··· Records to process

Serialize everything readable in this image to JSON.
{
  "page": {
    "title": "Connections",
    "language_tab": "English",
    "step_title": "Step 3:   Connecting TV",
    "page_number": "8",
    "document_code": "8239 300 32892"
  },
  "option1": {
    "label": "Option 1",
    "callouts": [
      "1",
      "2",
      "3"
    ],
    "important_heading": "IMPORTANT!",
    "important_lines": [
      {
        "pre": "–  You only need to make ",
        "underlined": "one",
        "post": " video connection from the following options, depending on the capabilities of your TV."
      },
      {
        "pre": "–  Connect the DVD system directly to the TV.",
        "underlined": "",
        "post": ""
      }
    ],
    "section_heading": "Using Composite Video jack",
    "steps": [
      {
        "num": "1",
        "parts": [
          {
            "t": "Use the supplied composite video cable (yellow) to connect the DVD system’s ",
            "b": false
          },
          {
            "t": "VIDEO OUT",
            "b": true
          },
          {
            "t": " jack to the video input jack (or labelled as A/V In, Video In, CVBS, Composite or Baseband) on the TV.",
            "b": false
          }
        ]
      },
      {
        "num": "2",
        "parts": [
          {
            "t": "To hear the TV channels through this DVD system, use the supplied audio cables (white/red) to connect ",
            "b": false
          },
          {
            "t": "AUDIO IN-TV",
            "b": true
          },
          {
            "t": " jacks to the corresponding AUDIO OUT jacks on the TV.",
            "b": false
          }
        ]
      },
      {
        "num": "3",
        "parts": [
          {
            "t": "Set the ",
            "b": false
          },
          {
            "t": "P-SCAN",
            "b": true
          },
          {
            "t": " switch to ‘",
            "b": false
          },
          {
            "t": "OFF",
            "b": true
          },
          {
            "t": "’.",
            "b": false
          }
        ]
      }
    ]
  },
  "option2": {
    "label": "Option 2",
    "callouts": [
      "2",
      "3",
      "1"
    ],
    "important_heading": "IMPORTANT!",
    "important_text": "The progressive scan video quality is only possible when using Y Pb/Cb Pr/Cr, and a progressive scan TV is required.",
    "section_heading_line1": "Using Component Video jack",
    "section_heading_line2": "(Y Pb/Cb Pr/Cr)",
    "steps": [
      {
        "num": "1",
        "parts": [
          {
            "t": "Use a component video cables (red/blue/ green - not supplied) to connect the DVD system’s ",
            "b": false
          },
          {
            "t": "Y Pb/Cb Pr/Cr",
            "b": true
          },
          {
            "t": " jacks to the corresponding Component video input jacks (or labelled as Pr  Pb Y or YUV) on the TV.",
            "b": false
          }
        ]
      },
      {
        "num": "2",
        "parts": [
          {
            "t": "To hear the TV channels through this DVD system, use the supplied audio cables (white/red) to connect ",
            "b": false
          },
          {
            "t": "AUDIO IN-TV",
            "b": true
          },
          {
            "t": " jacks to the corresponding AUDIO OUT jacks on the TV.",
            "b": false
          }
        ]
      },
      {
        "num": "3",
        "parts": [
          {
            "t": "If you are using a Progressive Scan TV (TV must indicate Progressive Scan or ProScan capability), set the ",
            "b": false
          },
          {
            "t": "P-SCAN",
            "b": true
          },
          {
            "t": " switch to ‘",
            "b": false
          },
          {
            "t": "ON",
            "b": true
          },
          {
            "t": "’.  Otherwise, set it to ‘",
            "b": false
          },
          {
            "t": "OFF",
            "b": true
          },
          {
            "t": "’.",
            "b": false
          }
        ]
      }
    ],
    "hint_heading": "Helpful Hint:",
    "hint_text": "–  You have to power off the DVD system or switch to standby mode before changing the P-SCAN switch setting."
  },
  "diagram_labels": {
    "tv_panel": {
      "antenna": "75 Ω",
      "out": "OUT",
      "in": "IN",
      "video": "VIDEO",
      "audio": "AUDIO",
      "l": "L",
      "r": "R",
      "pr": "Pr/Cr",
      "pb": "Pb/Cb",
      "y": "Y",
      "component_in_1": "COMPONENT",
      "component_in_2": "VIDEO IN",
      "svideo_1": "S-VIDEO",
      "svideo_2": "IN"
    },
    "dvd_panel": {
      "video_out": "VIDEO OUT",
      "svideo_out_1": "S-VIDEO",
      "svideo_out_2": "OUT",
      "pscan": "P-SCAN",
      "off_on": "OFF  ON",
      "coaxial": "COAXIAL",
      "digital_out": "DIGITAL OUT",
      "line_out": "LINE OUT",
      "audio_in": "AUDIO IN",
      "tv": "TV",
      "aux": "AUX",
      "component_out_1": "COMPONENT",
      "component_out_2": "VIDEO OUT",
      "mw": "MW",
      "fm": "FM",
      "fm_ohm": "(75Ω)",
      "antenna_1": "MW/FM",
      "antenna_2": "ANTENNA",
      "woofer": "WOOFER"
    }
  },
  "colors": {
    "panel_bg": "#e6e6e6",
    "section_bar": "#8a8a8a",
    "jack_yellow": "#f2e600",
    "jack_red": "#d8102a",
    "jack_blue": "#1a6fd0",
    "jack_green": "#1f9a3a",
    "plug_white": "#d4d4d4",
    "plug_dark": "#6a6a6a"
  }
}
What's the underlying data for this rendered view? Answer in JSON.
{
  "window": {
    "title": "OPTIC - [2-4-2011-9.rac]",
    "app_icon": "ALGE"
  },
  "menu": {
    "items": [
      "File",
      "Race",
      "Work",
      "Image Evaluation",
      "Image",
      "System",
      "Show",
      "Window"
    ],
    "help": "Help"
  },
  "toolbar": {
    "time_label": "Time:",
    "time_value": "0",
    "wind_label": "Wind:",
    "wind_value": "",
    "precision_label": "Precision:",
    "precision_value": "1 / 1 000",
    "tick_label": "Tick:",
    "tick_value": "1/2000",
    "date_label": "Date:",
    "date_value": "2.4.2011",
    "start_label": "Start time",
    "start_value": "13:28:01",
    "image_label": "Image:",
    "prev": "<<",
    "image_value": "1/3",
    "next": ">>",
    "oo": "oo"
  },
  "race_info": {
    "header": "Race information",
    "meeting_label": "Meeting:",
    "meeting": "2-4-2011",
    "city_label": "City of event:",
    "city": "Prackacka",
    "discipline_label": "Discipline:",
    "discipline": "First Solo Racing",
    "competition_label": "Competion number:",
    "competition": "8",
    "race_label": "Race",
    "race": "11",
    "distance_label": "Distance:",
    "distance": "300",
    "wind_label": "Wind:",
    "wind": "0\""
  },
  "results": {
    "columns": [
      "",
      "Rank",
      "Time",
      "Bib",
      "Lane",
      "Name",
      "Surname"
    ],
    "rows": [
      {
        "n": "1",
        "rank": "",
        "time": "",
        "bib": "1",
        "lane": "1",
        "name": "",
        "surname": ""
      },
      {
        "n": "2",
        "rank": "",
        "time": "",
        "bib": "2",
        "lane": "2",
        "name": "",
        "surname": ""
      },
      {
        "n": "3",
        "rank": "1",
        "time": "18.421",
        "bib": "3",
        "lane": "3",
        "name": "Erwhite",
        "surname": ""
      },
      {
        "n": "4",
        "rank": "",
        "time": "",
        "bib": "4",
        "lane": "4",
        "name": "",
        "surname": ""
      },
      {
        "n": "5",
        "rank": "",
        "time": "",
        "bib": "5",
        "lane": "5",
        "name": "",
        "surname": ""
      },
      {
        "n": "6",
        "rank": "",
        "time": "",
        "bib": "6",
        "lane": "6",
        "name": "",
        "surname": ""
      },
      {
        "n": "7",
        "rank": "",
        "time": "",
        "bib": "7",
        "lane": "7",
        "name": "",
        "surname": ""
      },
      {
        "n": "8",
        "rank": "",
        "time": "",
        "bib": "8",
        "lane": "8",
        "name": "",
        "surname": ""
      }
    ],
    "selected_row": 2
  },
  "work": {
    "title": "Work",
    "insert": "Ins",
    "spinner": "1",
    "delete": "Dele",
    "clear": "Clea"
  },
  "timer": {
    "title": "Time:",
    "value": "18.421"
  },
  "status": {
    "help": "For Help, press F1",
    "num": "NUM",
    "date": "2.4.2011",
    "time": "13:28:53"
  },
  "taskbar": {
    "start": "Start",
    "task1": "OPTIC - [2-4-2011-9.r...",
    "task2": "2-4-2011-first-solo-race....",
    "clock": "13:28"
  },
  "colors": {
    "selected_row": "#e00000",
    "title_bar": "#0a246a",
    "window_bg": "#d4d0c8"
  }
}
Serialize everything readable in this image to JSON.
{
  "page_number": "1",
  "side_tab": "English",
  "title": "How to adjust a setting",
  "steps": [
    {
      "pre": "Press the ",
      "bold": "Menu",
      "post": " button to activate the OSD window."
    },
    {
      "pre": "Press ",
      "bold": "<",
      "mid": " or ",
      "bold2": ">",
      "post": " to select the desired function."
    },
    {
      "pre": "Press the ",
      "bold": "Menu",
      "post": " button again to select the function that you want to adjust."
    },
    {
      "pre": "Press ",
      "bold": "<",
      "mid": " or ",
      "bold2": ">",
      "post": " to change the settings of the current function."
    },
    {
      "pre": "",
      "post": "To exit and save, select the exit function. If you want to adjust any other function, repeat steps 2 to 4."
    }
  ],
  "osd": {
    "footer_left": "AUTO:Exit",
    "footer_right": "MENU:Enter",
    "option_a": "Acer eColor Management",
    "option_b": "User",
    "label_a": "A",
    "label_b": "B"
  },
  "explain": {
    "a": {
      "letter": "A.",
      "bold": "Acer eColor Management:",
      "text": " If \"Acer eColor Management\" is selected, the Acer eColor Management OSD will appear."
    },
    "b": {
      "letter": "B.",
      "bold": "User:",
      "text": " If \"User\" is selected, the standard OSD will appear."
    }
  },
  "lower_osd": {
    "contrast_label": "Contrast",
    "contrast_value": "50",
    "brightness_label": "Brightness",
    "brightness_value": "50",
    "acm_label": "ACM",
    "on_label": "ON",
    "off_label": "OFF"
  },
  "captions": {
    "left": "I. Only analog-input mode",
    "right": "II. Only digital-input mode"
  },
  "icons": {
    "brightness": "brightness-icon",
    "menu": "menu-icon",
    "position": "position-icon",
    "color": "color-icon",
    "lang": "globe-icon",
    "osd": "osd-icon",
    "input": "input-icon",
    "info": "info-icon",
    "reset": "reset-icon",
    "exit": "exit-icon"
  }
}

······

> _What you need to do_: List the lines of the material in which the word "input" occurs.

> _Solution_:
            "t": " jack to the video input jack (or labelled as A/V In, Video In, CVBS, Composite or Baseband) on the TV.",
            "t": " jacks to the corresponding Component video input jacks (or labelled as Pr  Pb Y or YUV) on the TV.",
    "left": "I. Only analog-input mode",
    "right": "II. Only digital-input mode"
    "input": "input-icon",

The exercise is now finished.